#### Exercise aim:
All lines featuring the string "quyền" are to be listed.

--- Begin Available data ---

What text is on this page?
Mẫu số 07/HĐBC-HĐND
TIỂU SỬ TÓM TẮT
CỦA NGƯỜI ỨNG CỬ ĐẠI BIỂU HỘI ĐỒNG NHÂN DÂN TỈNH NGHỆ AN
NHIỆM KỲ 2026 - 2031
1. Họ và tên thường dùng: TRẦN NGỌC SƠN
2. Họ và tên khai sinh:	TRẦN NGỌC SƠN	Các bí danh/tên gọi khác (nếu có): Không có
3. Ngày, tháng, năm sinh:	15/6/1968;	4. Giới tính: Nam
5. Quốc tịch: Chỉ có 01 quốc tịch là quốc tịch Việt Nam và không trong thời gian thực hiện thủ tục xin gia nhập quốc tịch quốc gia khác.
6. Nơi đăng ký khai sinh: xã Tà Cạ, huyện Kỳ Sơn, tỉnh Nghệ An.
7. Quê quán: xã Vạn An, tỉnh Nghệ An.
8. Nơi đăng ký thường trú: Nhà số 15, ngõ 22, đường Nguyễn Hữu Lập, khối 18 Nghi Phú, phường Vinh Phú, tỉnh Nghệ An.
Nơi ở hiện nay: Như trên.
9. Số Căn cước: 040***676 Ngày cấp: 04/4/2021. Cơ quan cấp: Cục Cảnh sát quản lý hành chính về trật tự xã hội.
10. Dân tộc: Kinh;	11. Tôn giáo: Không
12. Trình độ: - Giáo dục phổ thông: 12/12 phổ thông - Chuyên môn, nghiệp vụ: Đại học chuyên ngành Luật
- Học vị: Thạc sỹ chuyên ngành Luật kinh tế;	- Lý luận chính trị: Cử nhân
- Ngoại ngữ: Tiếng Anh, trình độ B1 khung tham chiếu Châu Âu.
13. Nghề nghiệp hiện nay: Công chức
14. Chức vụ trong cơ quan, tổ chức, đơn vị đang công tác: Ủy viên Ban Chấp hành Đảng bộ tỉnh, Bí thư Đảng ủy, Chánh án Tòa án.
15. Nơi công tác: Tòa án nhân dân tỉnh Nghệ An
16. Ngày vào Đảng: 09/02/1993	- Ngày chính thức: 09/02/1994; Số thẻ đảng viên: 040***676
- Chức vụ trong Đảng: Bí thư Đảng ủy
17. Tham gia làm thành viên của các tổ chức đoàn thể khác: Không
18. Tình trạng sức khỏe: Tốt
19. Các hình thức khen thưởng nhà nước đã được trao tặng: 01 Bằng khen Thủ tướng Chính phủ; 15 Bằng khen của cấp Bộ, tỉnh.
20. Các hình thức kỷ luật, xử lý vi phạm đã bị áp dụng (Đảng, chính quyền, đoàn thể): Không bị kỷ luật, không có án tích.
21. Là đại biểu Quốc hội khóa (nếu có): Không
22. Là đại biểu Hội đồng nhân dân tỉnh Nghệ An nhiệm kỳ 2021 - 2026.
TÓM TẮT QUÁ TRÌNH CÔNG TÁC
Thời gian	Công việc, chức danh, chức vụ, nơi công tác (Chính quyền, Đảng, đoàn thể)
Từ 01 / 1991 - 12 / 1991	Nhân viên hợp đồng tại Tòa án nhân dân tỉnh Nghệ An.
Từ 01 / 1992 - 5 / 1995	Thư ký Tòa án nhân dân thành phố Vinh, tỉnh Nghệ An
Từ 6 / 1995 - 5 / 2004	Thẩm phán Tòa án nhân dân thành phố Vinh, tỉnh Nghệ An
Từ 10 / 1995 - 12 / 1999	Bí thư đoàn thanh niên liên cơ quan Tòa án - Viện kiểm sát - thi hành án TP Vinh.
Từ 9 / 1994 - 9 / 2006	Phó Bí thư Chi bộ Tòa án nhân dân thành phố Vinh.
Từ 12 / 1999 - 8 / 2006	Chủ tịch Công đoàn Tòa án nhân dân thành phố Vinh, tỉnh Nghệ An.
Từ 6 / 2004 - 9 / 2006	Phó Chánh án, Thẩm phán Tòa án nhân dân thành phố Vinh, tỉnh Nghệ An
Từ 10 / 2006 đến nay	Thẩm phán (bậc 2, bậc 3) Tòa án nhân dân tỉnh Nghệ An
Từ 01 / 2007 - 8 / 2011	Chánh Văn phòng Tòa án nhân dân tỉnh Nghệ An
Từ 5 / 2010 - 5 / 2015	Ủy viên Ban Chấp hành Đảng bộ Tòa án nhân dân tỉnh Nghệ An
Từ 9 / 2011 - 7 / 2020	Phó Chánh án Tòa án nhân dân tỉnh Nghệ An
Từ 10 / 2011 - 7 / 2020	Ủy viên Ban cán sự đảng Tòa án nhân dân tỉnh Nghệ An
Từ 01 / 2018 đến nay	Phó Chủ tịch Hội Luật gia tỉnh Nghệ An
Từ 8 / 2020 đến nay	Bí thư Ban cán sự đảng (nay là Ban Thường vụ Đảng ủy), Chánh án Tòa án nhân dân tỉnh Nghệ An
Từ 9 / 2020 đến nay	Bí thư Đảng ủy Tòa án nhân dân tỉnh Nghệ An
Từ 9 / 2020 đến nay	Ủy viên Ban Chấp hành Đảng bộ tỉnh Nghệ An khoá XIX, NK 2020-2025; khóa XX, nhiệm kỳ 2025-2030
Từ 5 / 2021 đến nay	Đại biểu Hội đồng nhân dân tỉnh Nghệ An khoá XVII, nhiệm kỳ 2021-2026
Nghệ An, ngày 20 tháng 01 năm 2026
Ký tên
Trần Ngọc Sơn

--- End Available data ---

#### Reply to the task:
20. Các hình thức kỷ luật, xử lý vi phạm đã bị áp dụng (Đảng, chính quyền, đoàn thể): Không bị kỷ luật, không có án tích.
Thời gian	Công việc, chức danh, chức vụ, nơi công tác (Chính quyền, Đảng, đoàn thể)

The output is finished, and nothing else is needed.